• [TASK PROMPT]: Omit any picture, and return the remaining data exactly as written.

»»

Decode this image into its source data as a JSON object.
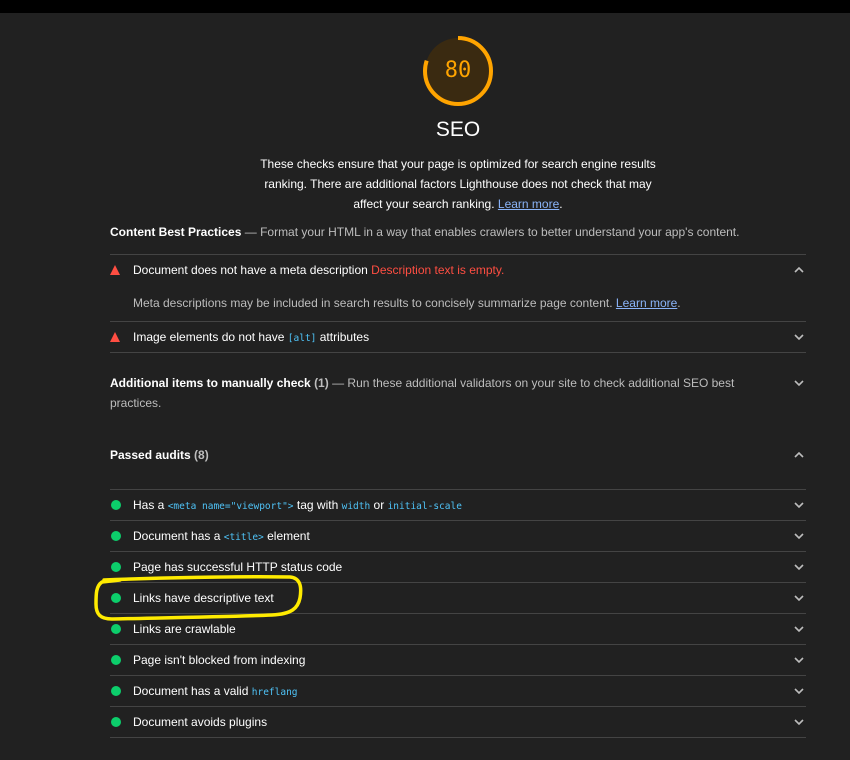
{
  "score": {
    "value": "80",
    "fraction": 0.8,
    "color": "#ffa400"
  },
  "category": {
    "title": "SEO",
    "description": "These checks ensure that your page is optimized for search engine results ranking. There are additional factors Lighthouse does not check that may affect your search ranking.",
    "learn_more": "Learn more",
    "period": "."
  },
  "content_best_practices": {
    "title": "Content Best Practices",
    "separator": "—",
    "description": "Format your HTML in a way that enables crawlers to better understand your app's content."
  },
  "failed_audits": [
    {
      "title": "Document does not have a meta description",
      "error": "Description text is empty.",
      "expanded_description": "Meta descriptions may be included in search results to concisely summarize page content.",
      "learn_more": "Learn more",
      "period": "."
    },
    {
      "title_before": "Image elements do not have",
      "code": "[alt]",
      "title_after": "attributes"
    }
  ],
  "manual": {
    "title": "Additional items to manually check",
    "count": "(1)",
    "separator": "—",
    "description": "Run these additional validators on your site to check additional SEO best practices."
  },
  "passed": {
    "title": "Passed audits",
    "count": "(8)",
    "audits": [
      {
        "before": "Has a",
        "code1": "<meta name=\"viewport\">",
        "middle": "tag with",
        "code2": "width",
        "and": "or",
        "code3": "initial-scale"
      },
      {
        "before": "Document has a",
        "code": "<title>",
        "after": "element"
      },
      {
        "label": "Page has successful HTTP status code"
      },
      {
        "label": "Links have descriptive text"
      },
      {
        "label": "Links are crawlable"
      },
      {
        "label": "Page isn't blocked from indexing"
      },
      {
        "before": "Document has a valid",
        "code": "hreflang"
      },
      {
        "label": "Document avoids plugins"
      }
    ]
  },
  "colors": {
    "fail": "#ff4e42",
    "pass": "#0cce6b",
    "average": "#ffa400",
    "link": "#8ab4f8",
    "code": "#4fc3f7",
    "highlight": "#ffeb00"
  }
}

««

• [FULL OUTPUT]:
Decode this image into its source data as a JSON object.
{
  "score": {
    "value": "80",
    "fraction": 0.8,
    "color": "#ffa400"
  },
  "category": {
    "title": "SEO",
    "description": "These checks ensure that your page is optimized for search engine results ranking. There are additional factors Lighthouse does not check that may affect your search ranking.",
    "learn_more": "Learn more",
    "period": "."
  },
  "content_best_practices": {
    "title": "Content Best Practices",
    "separator": "—",
    "description": "Format your HTML in a way that enables crawlers to better understand your app's content."
  },
  "failed_audits": [
    {
      "title": "Document does not have a meta description",
      "error": "Description text is empty.",
      "expanded_description": "Meta descriptions may be included in search results to concisely summarize page content.",
      "learn_more": "Learn more",
      "period": "."
    },
    {
      "title_before": "Image elements do not have",
      "code": "[alt]",
      "title_after": "attributes"
    }
  ],
  "manual": {
    "title": "Additional items to manually check",
    "count": "(1)",
    "separator": "—",
    "description": "Run these additional validators on your site to check additional SEO best practices."
  },
  "passed": {
    "title": "Passed audits",
    "count": "(8)",
    "audits": [
      {
        "before": "Has a",
        "code1": "<meta name=\"viewport\">",
        "middle": "tag with",
        "code2": "width",
        "and": "or",
        "code3": "initial-scale"
      },
      {
        "before": "Document has a",
        "code": "<title>",
        "after": "element"
      },
      {
        "label": "Page has successful HTTP status code"
      },
      {
        "label": "Links have descriptive text"
      },
      {
        "label": "Links are crawlable"
      },
      {
        "label": "Page isn't blocked from indexing"
      },
      {
        "before": "Document has a valid",
        "code": "hreflang"
      },
      {
        "label": "Document avoids plugins"
      }
    ]
  },
  "colors": {
    "fail": "#ff4e42",
    "pass": "#0cce6b",
    "average": "#ffa400",
    "link": "#8ab4f8",
    "code": "#4fc3f7",
    "highlight": "#ffeb00"
  }
}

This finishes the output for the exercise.